• [DATA RECORDS]
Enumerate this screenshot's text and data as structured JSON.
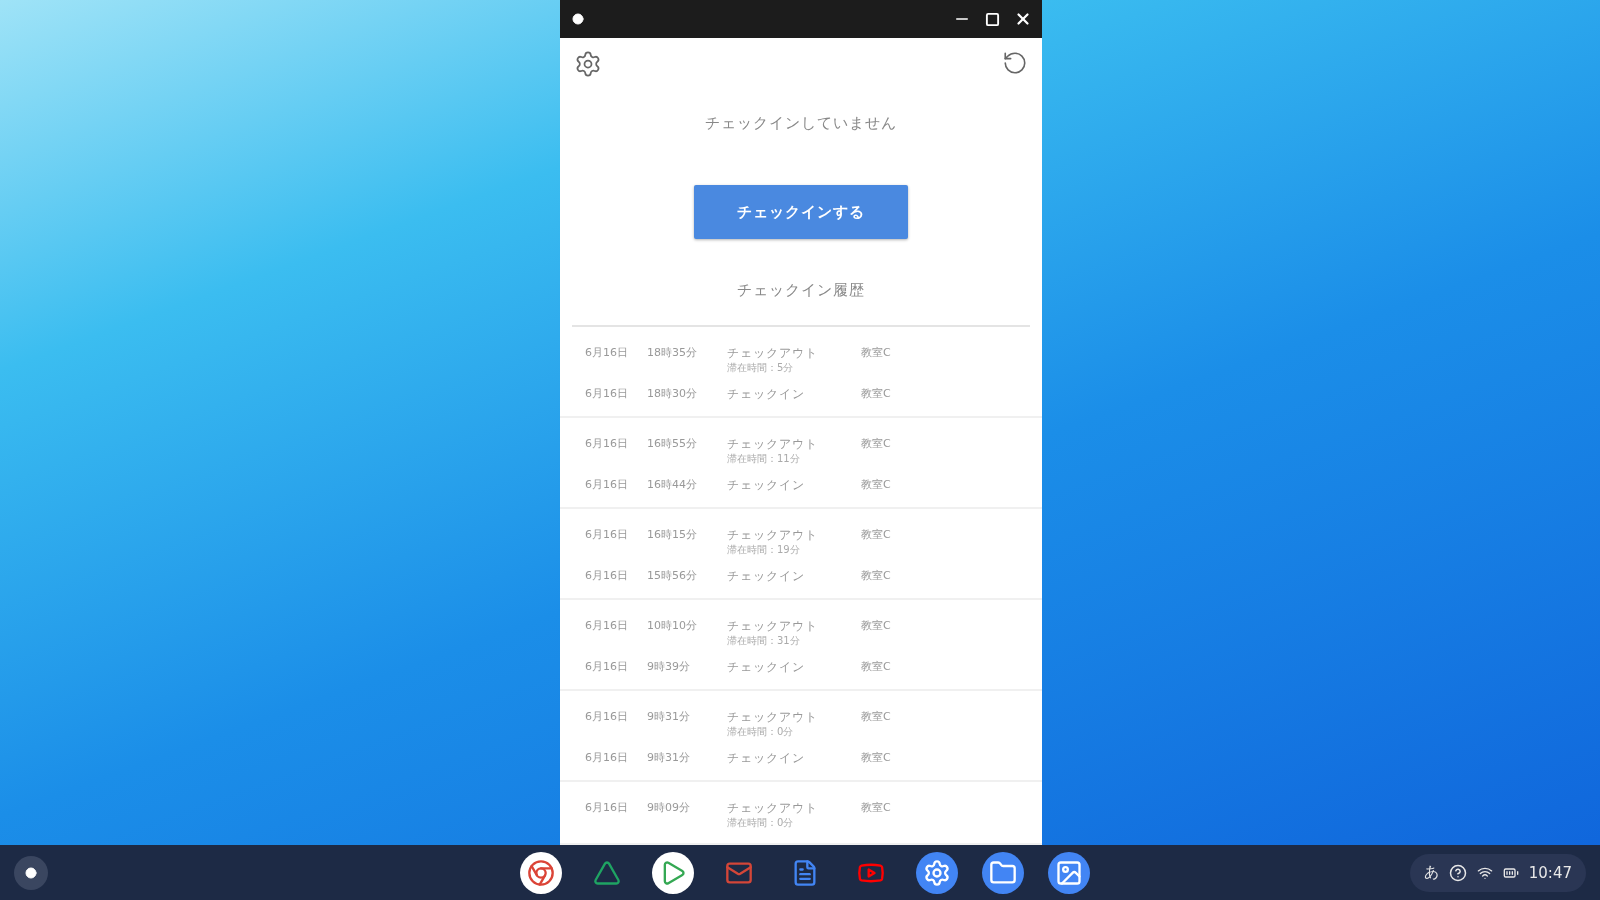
{
  "app": {
    "status": "チェックインしていません",
    "checkin_button": "チェックインする",
    "history_title": "チェックイン履歴"
  },
  "history": [
    {
      "entries": [
        {
          "date": "6月16日",
          "time": "18時35分",
          "action": "チェックアウト",
          "stay": "滞在時間：5分",
          "place": "教室C"
        },
        {
          "date": "6月16日",
          "time": "18時30分",
          "action": "チェックイン",
          "place": "教室C"
        }
      ]
    },
    {
      "entries": [
        {
          "date": "6月16日",
          "time": "16時55分",
          "action": "チェックアウト",
          "stay": "滞在時間：11分",
          "place": "教室C"
        },
        {
          "date": "6月16日",
          "time": "16時44分",
          "action": "チェックイン",
          "place": "教室C"
        }
      ]
    },
    {
      "entries": [
        {
          "date": "6月16日",
          "time": "16時15分",
          "action": "チェックアウト",
          "stay": "滞在時間：19分",
          "place": "教室C"
        },
        {
          "date": "6月16日",
          "time": "15時56分",
          "action": "チェックイン",
          "place": "教室C"
        }
      ]
    },
    {
      "entries": [
        {
          "date": "6月16日",
          "time": "10時10分",
          "action": "チェックアウト",
          "stay": "滞在時間：31分",
          "place": "教室C"
        },
        {
          "date": "6月16日",
          "time": "9時39分",
          "action": "チェックイン",
          "place": "教室C"
        }
      ]
    },
    {
      "entries": [
        {
          "date": "6月16日",
          "time": "9時31分",
          "action": "チェックアウト",
          "stay": "滞在時間：0分",
          "place": "教室C"
        },
        {
          "date": "6月16日",
          "time": "9時31分",
          "action": "チェックイン",
          "place": "教室C"
        }
      ]
    },
    {
      "entries": [
        {
          "date": "6月16日",
          "time": "9時09分",
          "action": "チェックアウト",
          "stay": "滞在時間：0分",
          "place": "教室C"
        }
      ]
    }
  ],
  "shelf": {
    "tray": {
      "ime": "あ",
      "time": "10:47"
    }
  }
}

• [PROBLEM STATEMENT] Make an exact copy of the data above, pictures excluded.

• [RESULT OF THE TASK]
Enumerate this screenshot's text and data as structured JSON.
{
  "app": {
    "status": "チェックインしていません",
    "checkin_button": "チェックインする",
    "history_title": "チェックイン履歴"
  },
  "history": [
    {
      "entries": [
        {
          "date": "6月16日",
          "time": "18時35分",
          "action": "チェックアウト",
          "stay": "滞在時間：5分",
          "place": "教室C"
        },
        {
          "date": "6月16日",
          "time": "18時30分",
          "action": "チェックイン",
          "place": "教室C"
        }
      ]
    },
    {
      "entries": [
        {
          "date": "6月16日",
          "time": "16時55分",
          "action": "チェックアウト",
          "stay": "滞在時間：11分",
          "place": "教室C"
        },
        {
          "date": "6月16日",
          "time": "16時44分",
          "action": "チェックイン",
          "place": "教室C"
        }
      ]
    },
    {
      "entries": [
        {
          "date": "6月16日",
          "time": "16時15分",
          "action": "チェックアウト",
          "stay": "滞在時間：19分",
          "place": "教室C"
        },
        {
          "date": "6月16日",
          "time": "15時56分",
          "action": "チェックイン",
          "place": "教室C"
        }
      ]
    },
    {
      "entries": [
        {
          "date": "6月16日",
          "time": "10時10分",
          "action": "チェックアウト",
          "stay": "滞在時間：31分",
          "place": "教室C"
        },
        {
          "date": "6月16日",
          "time": "9時39分",
          "action": "チェックイン",
          "place": "教室C"
        }
      ]
    },
    {
      "entries": [
        {
          "date": "6月16日",
          "time": "9時31分",
          "action": "チェックアウト",
          "stay": "滞在時間：0分",
          "place": "教室C"
        },
        {
          "date": "6月16日",
          "time": "9時31分",
          "action": "チェックイン",
          "place": "教室C"
        }
      ]
    },
    {
      "entries": [
        {
          "date": "6月16日",
          "time": "9時09分",
          "action": "チェックアウト",
          "stay": "滞在時間：0分",
          "place": "教室C"
        }
      ]
    }
  ],
  "shelf": {
    "tray": {
      "ime": "あ",
      "time": "10:47"
    }
  }
}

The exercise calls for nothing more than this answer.